··· ENTRIES

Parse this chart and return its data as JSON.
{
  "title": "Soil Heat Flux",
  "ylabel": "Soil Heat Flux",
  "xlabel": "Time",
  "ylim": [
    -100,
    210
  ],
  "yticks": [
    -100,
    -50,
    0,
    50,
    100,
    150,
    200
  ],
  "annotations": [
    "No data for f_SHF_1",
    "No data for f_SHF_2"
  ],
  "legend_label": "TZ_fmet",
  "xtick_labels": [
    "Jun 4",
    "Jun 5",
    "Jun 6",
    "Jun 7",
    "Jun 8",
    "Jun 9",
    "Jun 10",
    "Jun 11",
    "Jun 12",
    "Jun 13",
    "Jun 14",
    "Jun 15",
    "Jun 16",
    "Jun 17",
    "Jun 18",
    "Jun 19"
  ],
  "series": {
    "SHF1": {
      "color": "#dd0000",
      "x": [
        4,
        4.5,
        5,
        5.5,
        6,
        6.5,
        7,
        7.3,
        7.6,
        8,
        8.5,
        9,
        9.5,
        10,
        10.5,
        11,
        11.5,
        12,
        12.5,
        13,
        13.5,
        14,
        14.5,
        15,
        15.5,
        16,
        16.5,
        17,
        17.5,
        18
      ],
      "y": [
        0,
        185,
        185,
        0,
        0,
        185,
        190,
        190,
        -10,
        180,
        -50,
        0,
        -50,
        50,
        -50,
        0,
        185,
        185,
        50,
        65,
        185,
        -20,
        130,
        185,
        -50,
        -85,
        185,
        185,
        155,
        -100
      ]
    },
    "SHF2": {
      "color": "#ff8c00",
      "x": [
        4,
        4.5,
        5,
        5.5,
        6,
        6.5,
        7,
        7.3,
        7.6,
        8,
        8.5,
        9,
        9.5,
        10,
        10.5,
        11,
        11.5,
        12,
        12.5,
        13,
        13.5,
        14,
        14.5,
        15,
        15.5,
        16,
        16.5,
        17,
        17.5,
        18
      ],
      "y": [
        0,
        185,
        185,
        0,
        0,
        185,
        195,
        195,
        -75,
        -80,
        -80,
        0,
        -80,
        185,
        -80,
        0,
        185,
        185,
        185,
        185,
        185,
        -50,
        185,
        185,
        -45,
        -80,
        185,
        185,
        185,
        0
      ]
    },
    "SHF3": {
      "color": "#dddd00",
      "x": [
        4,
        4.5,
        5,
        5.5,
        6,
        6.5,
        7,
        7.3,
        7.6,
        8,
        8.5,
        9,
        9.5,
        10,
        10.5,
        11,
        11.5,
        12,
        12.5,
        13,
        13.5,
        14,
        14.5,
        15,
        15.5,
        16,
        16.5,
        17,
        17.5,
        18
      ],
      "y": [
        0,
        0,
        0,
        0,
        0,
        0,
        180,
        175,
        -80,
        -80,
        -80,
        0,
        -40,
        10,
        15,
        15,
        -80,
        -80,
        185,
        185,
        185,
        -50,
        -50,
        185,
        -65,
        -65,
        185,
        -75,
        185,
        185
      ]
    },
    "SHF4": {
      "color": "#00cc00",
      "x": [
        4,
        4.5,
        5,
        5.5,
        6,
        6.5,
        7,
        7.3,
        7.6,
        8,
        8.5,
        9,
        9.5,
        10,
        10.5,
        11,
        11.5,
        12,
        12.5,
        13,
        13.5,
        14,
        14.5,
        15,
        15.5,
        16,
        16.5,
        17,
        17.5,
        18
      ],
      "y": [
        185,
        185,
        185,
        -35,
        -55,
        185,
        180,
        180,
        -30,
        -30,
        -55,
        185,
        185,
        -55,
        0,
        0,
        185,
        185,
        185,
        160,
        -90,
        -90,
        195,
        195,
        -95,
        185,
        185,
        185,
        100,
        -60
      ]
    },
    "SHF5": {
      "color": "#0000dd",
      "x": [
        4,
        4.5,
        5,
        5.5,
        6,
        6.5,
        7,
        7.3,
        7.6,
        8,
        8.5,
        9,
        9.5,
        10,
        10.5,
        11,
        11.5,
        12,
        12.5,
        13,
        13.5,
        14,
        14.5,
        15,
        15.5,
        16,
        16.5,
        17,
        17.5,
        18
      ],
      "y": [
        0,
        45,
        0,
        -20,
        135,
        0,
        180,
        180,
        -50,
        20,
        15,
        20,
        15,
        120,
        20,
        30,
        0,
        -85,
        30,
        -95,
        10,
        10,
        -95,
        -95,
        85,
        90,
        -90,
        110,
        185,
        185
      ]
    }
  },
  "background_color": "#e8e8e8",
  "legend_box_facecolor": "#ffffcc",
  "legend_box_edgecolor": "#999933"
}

······

• SET TASK:
Can you restate every record above word for word?

• FULL SOLUTION:
Parse this chart and return its data as JSON.
{
  "title": "Soil Heat Flux",
  "ylabel": "Soil Heat Flux",
  "xlabel": "Time",
  "ylim": [
    -100,
    210
  ],
  "yticks": [
    -100,
    -50,
    0,
    50,
    100,
    150,
    200
  ],
  "annotations": [
    "No data for f_SHF_1",
    "No data for f_SHF_2"
  ],
  "legend_label": "TZ_fmet",
  "xtick_labels": [
    "Jun 4",
    "Jun 5",
    "Jun 6",
    "Jun 7",
    "Jun 8",
    "Jun 9",
    "Jun 10",
    "Jun 11",
    "Jun 12",
    "Jun 13",
    "Jun 14",
    "Jun 15",
    "Jun 16",
    "Jun 17",
    "Jun 18",
    "Jun 19"
  ],
  "series": {
    "SHF1": {
      "color": "#dd0000",
      "x": [
        4,
        4.5,
        5,
        5.5,
        6,
        6.5,
        7,
        7.3,
        7.6,
        8,
        8.5,
        9,
        9.5,
        10,
        10.5,
        11,
        11.5,
        12,
        12.5,
        13,
        13.5,
        14,
        14.5,
        15,
        15.5,
        16,
        16.5,
        17,
        17.5,
        18
      ],
      "y": [
        0,
        185,
        185,
        0,
        0,
        185,
        190,
        190,
        -10,
        180,
        -50,
        0,
        -50,
        50,
        -50,
        0,
        185,
        185,
        50,
        65,
        185,
        -20,
        130,
        185,
        -50,
        -85,
        185,
        185,
        155,
        -100
      ]
    },
    "SHF2": {
      "color": "#ff8c00",
      "x": [
        4,
        4.5,
        5,
        5.5,
        6,
        6.5,
        7,
        7.3,
        7.6,
        8,
        8.5,
        9,
        9.5,
        10,
        10.5,
        11,
        11.5,
        12,
        12.5,
        13,
        13.5,
        14,
        14.5,
        15,
        15.5,
        16,
        16.5,
        17,
        17.5,
        18
      ],
      "y": [
        0,
        185,
        185,
        0,
        0,
        185,
        195,
        195,
        -75,
        -80,
        -80,
        0,
        -80,
        185,
        -80,
        0,
        185,
        185,
        185,
        185,
        185,
        -50,
        185,
        185,
        -45,
        -80,
        185,
        185,
        185,
        0
      ]
    },
    "SHF3": {
      "color": "#dddd00",
      "x": [
        4,
        4.5,
        5,
        5.5,
        6,
        6.5,
        7,
        7.3,
        7.6,
        8,
        8.5,
        9,
        9.5,
        10,
        10.5,
        11,
        11.5,
        12,
        12.5,
        13,
        13.5,
        14,
        14.5,
        15,
        15.5,
        16,
        16.5,
        17,
        17.5,
        18
      ],
      "y": [
        0,
        0,
        0,
        0,
        0,
        0,
        180,
        175,
        -80,
        -80,
        -80,
        0,
        -40,
        10,
        15,
        15,
        -80,
        -80,
        185,
        185,
        185,
        -50,
        -50,
        185,
        -65,
        -65,
        185,
        -75,
        185,
        185
      ]
    },
    "SHF4": {
      "color": "#00cc00",
      "x": [
        4,
        4.5,
        5,
        5.5,
        6,
        6.5,
        7,
        7.3,
        7.6,
        8,
        8.5,
        9,
        9.5,
        10,
        10.5,
        11,
        11.5,
        12,
        12.5,
        13,
        13.5,
        14,
        14.5,
        15,
        15.5,
        16,
        16.5,
        17,
        17.5,
        18
      ],
      "y": [
        185,
        185,
        185,
        -35,
        -55,
        185,
        180,
        180,
        -30,
        -30,
        -55,
        185,
        185,
        -55,
        0,
        0,
        185,
        185,
        185,
        160,
        -90,
        -90,
        195,
        195,
        -95,
        185,
        185,
        185,
        100,
        -60
      ]
    },
    "SHF5": {
      "color": "#0000dd",
      "x": [
        4,
        4.5,
        5,
        5.5,
        6,
        6.5,
        7,
        7.3,
        7.6,
        8,
        8.5,
        9,
        9.5,
        10,
        10.5,
        11,
        11.5,
        12,
        12.5,
        13,
        13.5,
        14,
        14.5,
        15,
        15.5,
        16,
        16.5,
        17,
        17.5,
        18
      ],
      "y": [
        0,
        45,
        0,
        -20,
        135,
        0,
        180,
        180,
        -50,
        20,
        15,
        20,
        15,
        120,
        20,
        30,
        0,
        -85,
        30,
        -95,
        10,
        10,
        -95,
        -95,
        85,
        90,
        -90,
        110,
        185,
        185
      ]
    }
  },
  "background_color": "#e8e8e8",
  "legend_box_facecolor": "#ffffcc",
  "legend_box_edgecolor": "#999933"
}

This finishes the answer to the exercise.